BEGIN Entries shown
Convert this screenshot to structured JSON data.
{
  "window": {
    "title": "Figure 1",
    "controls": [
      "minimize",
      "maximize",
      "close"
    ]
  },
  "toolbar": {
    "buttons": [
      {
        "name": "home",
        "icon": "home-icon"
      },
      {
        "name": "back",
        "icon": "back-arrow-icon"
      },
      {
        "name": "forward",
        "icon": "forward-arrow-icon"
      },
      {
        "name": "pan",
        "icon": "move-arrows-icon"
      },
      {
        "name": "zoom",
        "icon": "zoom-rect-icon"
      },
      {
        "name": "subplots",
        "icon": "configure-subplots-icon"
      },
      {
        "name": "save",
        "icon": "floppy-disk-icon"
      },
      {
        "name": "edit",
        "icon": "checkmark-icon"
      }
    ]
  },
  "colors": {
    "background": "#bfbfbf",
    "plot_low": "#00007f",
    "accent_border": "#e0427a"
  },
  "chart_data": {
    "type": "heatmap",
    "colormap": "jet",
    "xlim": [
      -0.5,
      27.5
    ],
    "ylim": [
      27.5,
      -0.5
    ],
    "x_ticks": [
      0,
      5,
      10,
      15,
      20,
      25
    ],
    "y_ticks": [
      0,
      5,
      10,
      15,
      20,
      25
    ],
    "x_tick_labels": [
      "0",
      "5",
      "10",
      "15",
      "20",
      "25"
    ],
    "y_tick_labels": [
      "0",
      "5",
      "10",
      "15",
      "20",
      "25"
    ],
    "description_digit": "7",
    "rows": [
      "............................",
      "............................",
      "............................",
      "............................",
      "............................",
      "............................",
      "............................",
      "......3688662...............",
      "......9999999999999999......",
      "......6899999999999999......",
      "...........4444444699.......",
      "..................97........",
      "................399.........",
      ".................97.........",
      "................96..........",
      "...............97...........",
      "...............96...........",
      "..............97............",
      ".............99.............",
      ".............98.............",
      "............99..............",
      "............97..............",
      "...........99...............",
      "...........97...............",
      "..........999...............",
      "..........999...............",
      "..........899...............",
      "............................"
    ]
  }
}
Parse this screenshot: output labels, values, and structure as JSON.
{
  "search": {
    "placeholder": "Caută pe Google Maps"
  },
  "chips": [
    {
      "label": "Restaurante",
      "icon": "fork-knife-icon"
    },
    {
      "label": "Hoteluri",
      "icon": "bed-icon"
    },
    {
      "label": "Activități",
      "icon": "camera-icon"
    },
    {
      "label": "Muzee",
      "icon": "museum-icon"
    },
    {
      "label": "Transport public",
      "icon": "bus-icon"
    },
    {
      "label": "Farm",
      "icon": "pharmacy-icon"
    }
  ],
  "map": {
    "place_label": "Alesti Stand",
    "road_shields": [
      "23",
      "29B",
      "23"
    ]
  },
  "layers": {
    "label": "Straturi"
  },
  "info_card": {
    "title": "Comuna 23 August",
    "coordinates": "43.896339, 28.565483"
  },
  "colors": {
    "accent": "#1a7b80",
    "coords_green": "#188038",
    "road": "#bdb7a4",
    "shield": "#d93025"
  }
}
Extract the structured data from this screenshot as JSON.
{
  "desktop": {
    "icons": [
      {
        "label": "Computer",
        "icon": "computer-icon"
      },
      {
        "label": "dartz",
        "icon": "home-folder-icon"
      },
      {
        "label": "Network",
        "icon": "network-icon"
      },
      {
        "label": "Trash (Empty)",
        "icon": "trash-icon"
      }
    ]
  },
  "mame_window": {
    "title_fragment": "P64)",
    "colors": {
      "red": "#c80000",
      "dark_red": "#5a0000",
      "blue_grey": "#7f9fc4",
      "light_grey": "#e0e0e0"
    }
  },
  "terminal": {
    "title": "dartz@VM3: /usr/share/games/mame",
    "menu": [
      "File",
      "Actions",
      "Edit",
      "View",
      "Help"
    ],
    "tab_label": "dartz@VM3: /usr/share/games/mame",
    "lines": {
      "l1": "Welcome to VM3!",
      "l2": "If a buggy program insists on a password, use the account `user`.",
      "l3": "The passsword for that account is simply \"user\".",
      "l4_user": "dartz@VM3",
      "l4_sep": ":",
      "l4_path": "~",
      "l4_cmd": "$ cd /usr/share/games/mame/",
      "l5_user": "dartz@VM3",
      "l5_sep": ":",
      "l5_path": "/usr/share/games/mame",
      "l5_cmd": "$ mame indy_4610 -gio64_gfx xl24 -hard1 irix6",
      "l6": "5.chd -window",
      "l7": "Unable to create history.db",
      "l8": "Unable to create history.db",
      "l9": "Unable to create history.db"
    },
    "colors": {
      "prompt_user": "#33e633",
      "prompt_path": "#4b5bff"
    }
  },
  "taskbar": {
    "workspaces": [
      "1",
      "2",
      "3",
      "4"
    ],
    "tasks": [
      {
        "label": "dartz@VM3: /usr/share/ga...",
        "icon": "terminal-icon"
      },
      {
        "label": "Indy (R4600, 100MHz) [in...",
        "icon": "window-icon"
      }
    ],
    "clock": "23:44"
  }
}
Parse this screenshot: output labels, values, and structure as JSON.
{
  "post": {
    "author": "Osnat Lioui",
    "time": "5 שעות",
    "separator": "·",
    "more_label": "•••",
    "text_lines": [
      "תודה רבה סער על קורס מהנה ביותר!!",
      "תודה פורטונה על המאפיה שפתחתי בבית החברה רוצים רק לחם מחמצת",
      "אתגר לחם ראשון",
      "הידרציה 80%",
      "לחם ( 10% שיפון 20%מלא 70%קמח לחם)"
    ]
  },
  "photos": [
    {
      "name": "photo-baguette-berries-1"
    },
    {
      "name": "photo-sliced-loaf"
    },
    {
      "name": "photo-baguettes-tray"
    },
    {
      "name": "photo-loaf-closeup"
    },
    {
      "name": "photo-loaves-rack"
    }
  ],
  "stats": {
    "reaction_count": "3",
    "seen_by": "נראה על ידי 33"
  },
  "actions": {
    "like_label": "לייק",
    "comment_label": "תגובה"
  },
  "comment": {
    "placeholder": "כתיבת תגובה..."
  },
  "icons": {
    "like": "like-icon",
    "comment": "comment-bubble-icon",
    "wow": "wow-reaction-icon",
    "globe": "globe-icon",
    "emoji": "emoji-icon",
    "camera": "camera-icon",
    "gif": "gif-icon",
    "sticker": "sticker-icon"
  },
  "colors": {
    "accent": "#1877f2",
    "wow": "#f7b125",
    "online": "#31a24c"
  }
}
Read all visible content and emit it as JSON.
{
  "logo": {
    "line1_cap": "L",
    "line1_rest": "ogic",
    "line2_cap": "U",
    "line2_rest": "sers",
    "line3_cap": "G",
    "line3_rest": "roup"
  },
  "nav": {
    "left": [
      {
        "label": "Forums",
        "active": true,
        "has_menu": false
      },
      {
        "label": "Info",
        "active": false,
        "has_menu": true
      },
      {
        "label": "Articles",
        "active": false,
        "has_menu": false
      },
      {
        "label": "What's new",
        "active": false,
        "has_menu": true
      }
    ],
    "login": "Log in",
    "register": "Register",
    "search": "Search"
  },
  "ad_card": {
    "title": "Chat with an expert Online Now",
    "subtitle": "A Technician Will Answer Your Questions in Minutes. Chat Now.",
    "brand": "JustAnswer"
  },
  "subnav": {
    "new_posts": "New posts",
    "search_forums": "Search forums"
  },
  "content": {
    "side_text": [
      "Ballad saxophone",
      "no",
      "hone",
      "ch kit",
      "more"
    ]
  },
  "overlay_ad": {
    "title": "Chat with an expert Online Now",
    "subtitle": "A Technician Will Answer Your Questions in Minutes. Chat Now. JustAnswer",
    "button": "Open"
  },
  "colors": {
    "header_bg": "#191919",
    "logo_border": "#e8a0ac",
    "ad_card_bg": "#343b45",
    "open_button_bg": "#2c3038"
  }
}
END Entries shown
- _Problem details_
Exactly reproduce every record.

- _Final answer_
Convert this screenshot to structured JSON data.
{
  "window": {
    "title": "Figure 1",
    "controls": [
      "minimize",
      "maximize",
      "close"
    ]
  },
  "toolbar": {
    "buttons": [
      {
        "name": "home",
        "icon": "home-icon"
      },
      {
        "name": "back",
        "icon": "back-arrow-icon"
      },
      {
        "name": "forward",
        "icon": "forward-arrow-icon"
      },
      {
        "name": "pan",
        "icon": "move-arrows-icon"
      },
      {
        "name": "zoom",
        "icon": "zoom-rect-icon"
      },
      {
        "name": "subplots",
        "icon": "configure-subplots-icon"
      },
      {
        "name": "save",
        "icon": "floppy-disk-icon"
      },
      {
        "name": "edit",
        "icon": "checkmark-icon"
      }
    ]
  },
  "colors": {
    "background": "#bfbfbf",
    "plot_low": "#00007f",
    "accent_border": "#e0427a"
  },
  "chart_data": {
    "type": "heatmap",
    "colormap": "jet",
    "xlim": [
      -0.5,
      27.5
    ],
    "ylim": [
      27.5,
      -0.5
    ],
    "x_ticks": [
      0,
      5,
      10,
      15,
      20,
      25
    ],
    "y_ticks": [
      0,
      5,
      10,
      15,
      20,
      25
    ],
    "x_tick_labels": [
      "0",
      "5",
      "10",
      "15",
      "20",
      "25"
    ],
    "y_tick_labels": [
      "0",
      "5",
      "10",
      "15",
      "20",
      "25"
    ],
    "description_digit": "7",
    "rows": [
      "............................",
      "............................",
      "............................",
      "............................",
      "............................",
      "............................",
      "............................",
      "......3688662...............",
      "......9999999999999999......",
      "......6899999999999999......",
      "...........4444444699.......",
      "..................97........",
      "................399.........",
      ".................97.........",
      "................96..........",
      "...............97...........",
      "...............96...........",
      "..............97............",
      ".............99.............",
      ".............98.............",
      "............99..............",
      "............97..............",
      "...........99...............",
      "...........97...............",
      "..........999...............",
      "..........999...............",
      "..........899...............",
      "............................"
    ]
  }
}
Parse this screenshot: output labels, values, and structure as JSON.
{
  "search": {
    "placeholder": "Caută pe Google Maps"
  },
  "chips": [
    {
      "label": "Restaurante",
      "icon": "fork-knife-icon"
    },
    {
      "label": "Hoteluri",
      "icon": "bed-icon"
    },
    {
      "label": "Activități",
      "icon": "camera-icon"
    },
    {
      "label": "Muzee",
      "icon": "museum-icon"
    },
    {
      "label": "Transport public",
      "icon": "bus-icon"
    },
    {
      "label": "Farm",
      "icon": "pharmacy-icon"
    }
  ],
  "map": {
    "place_label": "Alesti Stand",
    "road_shields": [
      "23",
      "29B",
      "23"
    ]
  },
  "layers": {
    "label": "Straturi"
  },
  "info_card": {
    "title": "Comuna 23 August",
    "coordinates": "43.896339, 28.565483"
  },
  "colors": {
    "accent": "#1a7b80",
    "coords_green": "#188038",
    "road": "#bdb7a4",
    "shield": "#d93025"
  }
}
Extract the structured data from this screenshot as JSON.
{
  "desktop": {
    "icons": [
      {
        "label": "Computer",
        "icon": "computer-icon"
      },
      {
        "label": "dartz",
        "icon": "home-folder-icon"
      },
      {
        "label": "Network",
        "icon": "network-icon"
      },
      {
        "label": "Trash (Empty)",
        "icon": "trash-icon"
      }
    ]
  },
  "mame_window": {
    "title_fragment": "P64)",
    "colors": {
      "red": "#c80000",
      "dark_red": "#5a0000",
      "blue_grey": "#7f9fc4",
      "light_grey": "#e0e0e0"
    }
  },
  "terminal": {
    "title": "dartz@VM3: /usr/share/games/mame",
    "menu": [
      "File",
      "Actions",
      "Edit",
      "View",
      "Help"
    ],
    "tab_label": "dartz@VM3: /usr/share/games/mame",
    "lines": {
      "l1": "Welcome to VM3!",
      "l2": "If a buggy program insists on a password, use the account `user`.",
      "l3": "The passsword for that account is simply \"user\".",
      "l4_user": "dartz@VM3",
      "l4_sep": ":",
      "l4_path": "~",
      "l4_cmd": "$ cd /usr/share/games/mame/",
      "l5_user": "dartz@VM3",
      "l5_sep": ":",
      "l5_path": "/usr/share/games/mame",
      "l5_cmd": "$ mame indy_4610 -gio64_gfx xl24 -hard1 irix6",
      "l6": "5.chd -window",
      "l7": "Unable to create history.db",
      "l8": "Unable to create history.db",
      "l9": "Unable to create history.db"
    },
    "colors": {
      "prompt_user": "#33e633",
      "prompt_path": "#4b5bff"
    }
  },
  "taskbar": {
    "workspaces": [
      "1",
      "2",
      "3",
      "4"
    ],
    "tasks": [
      {
        "label": "dartz@VM3: /usr/share/ga...",
        "icon": "terminal-icon"
      },
      {
        "label": "Indy (R4600, 100MHz) [in...",
        "icon": "window-icon"
      }
    ],
    "clock": "23:44"
  }
}
Parse this screenshot: output labels, values, and structure as JSON.
{
  "post": {
    "author": "Osnat Lioui",
    "time": "5 שעות",
    "separator": "·",
    "more_label": "•••",
    "text_lines": [
      "תודה רבה סער על קורס מהנה ביותר!!",
      "תודה פורטונה על המאפיה שפתחתי בבית החברה רוצים רק לחם מחמצת",
      "אתגר לחם ראשון",
      "הידרציה 80%",
      "לחם ( 10% שיפון 20%מלא 70%קמח לחם)"
    ]
  },
  "photos": [
    {
      "name": "photo-baguette-berries-1"
    },
    {
      "name": "photo-sliced-loaf"
    },
    {
      "name": "photo-baguettes-tray"
    },
    {
      "name": "photo-loaf-closeup"
    },
    {
      "name": "photo-loaves-rack"
    }
  ],
  "stats": {
    "reaction_count": "3",
    "seen_by": "נראה על ידי 33"
  },
  "actions": {
    "like_label": "לייק",
    "comment_label": "תגובה"
  },
  "comment": {
    "placeholder": "כתיבת תגובה..."
  },
  "icons": {
    "like": "like-icon",
    "comment": "comment-bubble-icon",
    "wow": "wow-reaction-icon",
    "globe": "globe-icon",
    "emoji": "emoji-icon",
    "camera": "camera-icon",
    "gif": "gif-icon",
    "sticker": "sticker-icon"
  },
  "colors": {
    "accent": "#1877f2",
    "wow": "#f7b125",
    "online": "#31a24c"
  }
}
Read all visible content and emit it as JSON.
{
  "logo": {
    "line1_cap": "L",
    "line1_rest": "ogic",
    "line2_cap": "U",
    "line2_rest": "sers",
    "line3_cap": "G",
    "line3_rest": "roup"
  },
  "nav": {
    "left": [
      {
        "label": "Forums",
        "active": true,
        "has_menu": false
      },
      {
        "label": "Info",
        "active": false,
        "has_menu": true
      },
      {
        "label": "Articles",
        "active": false,
        "has_menu": false
      },
      {
        "label": "What's new",
        "active": false,
        "has_menu": true
      }
    ],
    "login": "Log in",
    "register": "Register",
    "search": "Search"
  },
  "ad_card": {
    "title": "Chat with an expert Online Now",
    "subtitle": "A Technician Will Answer Your Questions in Minutes. Chat Now.",
    "brand": "JustAnswer"
  },
  "subnav": {
    "new_posts": "New posts",
    "search_forums": "Search forums"
  },
  "content": {
    "side_text": [
      "Ballad saxophone",
      "no",
      "hone",
      "ch kit",
      "more"
    ]
  },
  "overlay_ad": {
    "title": "Chat with an expert Online Now",
    "subtitle": "A Technician Will Answer Your Questions in Minutes. Chat Now. JustAnswer",
    "button": "Open"
  },
  "colors": {
    "header_bg": "#191919",
    "logo_border": "#e8a0ac",
    "ad_card_bg": "#343b45",
    "open_button_bg": "#2c3038"
  }
}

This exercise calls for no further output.